BEGIN
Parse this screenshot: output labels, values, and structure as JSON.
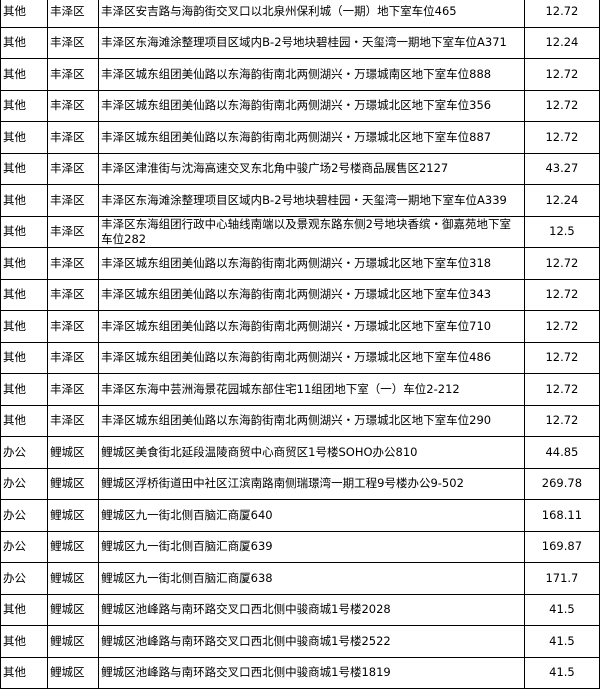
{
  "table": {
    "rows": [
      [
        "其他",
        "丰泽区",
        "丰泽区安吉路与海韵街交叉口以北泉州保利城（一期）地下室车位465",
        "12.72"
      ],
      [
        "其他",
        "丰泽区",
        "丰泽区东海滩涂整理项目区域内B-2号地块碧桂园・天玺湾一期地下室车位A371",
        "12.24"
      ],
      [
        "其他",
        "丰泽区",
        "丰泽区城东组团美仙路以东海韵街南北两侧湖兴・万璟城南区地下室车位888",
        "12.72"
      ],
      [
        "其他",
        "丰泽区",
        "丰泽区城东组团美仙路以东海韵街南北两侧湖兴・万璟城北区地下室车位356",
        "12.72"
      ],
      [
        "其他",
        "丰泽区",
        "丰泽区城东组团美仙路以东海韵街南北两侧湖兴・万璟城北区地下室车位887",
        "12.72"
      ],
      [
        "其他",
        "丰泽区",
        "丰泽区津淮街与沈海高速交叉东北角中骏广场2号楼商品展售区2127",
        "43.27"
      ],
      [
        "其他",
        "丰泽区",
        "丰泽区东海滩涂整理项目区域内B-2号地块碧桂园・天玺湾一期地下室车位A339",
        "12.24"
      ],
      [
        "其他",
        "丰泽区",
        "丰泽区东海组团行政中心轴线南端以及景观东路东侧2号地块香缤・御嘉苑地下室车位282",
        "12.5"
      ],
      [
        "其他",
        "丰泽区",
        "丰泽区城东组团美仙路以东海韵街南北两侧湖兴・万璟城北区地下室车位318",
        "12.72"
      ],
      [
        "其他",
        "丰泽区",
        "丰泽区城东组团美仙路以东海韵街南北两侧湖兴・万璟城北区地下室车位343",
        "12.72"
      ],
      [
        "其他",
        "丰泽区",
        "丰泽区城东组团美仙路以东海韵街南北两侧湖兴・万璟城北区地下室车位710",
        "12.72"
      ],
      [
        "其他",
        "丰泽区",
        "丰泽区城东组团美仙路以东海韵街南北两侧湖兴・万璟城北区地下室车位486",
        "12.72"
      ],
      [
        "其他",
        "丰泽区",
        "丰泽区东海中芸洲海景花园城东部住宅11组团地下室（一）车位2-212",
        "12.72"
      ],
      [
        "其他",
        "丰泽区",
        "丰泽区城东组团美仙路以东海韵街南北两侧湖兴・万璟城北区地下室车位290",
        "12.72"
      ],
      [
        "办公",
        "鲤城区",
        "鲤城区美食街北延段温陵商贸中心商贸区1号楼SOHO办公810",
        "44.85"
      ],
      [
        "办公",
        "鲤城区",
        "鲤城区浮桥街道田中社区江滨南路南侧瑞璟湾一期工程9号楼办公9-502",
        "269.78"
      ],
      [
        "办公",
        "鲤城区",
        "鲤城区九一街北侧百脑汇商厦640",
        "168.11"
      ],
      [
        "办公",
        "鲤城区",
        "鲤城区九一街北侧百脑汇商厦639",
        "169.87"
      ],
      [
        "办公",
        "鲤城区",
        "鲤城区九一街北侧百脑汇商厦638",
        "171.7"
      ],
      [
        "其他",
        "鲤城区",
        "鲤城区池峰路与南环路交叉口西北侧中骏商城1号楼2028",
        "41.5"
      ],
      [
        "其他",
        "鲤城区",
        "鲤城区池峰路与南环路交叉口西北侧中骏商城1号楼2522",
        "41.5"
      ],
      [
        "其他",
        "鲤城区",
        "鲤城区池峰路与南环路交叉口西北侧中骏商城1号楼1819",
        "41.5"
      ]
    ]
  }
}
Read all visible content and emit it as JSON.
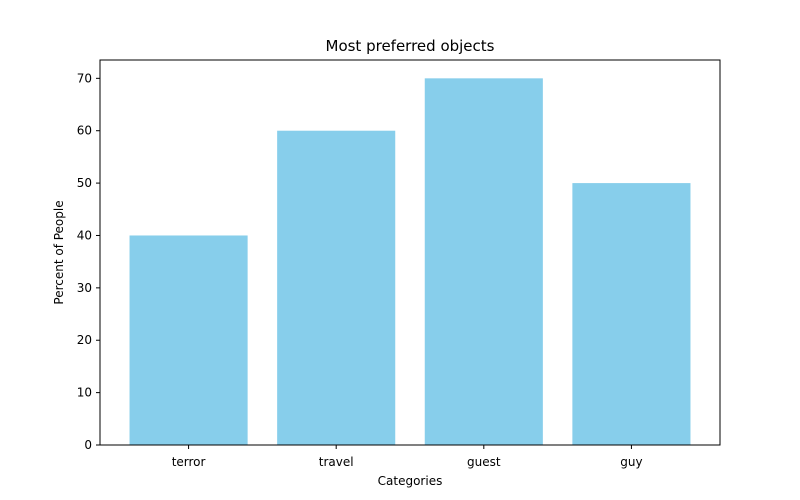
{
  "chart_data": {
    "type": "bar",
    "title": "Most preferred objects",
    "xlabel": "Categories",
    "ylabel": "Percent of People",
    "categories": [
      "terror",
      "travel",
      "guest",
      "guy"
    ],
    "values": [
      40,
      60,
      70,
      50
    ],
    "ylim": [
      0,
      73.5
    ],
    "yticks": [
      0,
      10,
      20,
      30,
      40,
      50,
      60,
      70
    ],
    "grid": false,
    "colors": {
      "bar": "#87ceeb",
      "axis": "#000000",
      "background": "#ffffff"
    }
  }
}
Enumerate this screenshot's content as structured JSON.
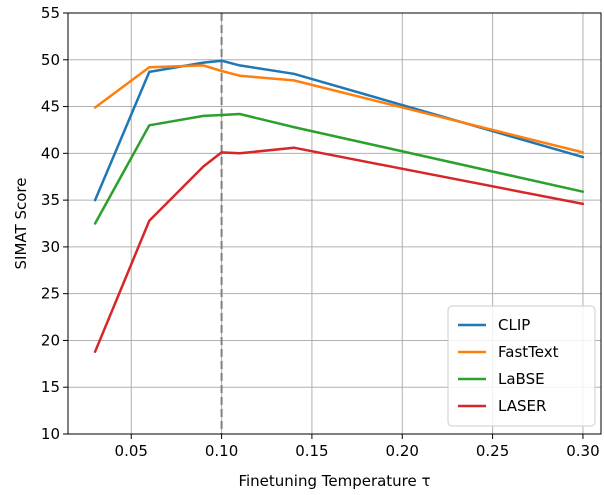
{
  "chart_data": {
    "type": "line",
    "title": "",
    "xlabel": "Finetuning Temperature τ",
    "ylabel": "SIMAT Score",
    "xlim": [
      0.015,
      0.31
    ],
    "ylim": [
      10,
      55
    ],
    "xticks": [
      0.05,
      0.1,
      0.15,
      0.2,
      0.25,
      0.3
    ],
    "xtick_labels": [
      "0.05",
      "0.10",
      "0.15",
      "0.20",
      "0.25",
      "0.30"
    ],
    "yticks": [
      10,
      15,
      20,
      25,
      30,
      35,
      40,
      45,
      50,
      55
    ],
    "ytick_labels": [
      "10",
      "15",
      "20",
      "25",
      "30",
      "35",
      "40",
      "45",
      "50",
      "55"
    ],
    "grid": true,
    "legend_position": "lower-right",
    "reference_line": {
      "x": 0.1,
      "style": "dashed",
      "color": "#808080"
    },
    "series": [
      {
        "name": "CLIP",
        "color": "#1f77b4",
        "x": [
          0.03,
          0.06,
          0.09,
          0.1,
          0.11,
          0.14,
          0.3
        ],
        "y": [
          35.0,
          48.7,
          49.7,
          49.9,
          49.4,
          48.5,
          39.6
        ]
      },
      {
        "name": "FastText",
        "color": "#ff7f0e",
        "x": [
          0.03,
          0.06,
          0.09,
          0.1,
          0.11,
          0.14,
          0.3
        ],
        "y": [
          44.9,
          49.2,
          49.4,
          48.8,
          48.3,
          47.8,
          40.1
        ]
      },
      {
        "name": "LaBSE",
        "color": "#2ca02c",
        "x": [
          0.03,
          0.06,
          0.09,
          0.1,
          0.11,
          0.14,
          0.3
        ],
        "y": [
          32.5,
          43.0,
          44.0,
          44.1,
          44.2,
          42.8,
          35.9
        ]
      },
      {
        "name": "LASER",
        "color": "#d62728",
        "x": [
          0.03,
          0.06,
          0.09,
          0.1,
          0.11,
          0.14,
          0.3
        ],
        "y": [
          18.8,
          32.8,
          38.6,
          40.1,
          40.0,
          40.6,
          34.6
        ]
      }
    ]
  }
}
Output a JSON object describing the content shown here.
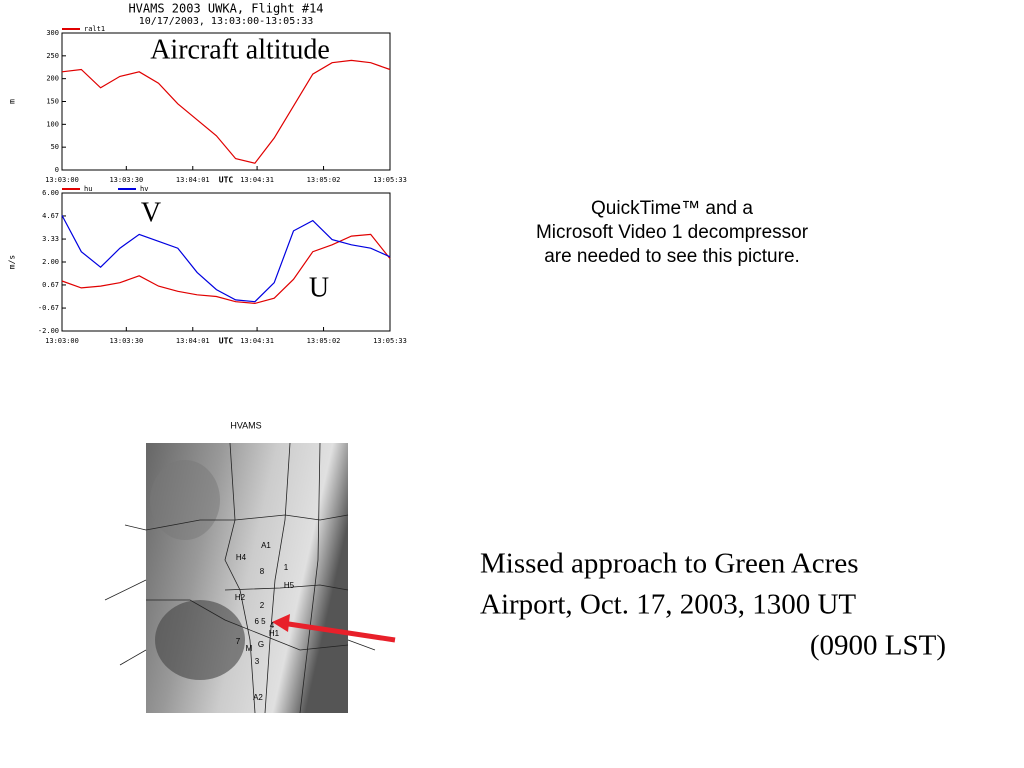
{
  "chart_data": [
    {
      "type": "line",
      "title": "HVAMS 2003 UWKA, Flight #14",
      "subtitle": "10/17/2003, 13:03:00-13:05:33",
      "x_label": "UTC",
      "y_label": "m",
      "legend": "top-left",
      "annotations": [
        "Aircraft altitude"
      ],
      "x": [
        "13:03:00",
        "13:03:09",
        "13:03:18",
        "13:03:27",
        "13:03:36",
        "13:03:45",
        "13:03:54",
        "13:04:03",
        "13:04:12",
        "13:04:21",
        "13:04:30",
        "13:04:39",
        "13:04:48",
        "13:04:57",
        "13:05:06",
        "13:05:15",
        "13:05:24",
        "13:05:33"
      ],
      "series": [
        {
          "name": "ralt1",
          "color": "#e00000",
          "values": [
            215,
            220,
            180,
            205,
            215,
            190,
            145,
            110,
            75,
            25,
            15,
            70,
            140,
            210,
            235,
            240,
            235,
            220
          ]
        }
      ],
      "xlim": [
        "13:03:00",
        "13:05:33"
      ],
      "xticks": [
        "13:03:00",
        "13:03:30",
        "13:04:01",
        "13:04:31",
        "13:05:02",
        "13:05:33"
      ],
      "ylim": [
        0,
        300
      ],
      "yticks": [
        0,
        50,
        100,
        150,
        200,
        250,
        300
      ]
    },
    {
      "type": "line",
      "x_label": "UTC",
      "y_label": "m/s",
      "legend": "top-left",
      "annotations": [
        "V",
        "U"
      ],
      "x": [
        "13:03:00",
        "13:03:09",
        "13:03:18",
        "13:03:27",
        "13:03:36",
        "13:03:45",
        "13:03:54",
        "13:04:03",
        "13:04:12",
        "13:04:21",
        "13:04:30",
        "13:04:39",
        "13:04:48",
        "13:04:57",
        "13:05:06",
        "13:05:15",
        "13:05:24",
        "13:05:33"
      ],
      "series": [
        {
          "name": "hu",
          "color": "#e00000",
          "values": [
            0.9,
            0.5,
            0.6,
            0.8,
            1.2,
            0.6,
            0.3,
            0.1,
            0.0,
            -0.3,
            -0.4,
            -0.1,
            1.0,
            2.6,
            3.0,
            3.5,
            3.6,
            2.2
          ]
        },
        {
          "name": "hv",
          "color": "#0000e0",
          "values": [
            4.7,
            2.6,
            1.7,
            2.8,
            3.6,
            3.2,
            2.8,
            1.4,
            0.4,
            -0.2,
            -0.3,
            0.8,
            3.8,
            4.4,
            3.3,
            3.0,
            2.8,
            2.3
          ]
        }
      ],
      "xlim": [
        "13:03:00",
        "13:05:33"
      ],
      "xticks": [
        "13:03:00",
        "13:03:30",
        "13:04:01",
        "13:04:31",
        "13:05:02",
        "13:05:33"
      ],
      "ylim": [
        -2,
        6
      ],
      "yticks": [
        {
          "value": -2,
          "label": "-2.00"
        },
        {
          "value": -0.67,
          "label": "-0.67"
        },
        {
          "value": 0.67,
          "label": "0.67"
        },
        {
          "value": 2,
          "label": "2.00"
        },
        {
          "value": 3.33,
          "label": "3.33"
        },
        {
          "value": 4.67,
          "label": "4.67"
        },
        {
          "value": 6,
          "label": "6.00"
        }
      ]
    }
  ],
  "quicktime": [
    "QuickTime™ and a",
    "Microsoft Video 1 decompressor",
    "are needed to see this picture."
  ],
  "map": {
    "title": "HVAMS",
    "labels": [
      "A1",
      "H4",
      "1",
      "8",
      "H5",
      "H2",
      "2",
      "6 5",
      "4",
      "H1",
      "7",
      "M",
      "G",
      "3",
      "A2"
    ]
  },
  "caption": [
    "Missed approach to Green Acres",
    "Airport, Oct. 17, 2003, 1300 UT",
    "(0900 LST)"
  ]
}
END
Short problem ▸
Which lines contain the word "name"? Copy each one.

Full solution ▸
        "name": "CLIP",
        "name": "FastText",
        "name": "LaBSE",
        "name": "LASER",
          "name": "ralt1",
          "name": "hu",
          "name": "hv",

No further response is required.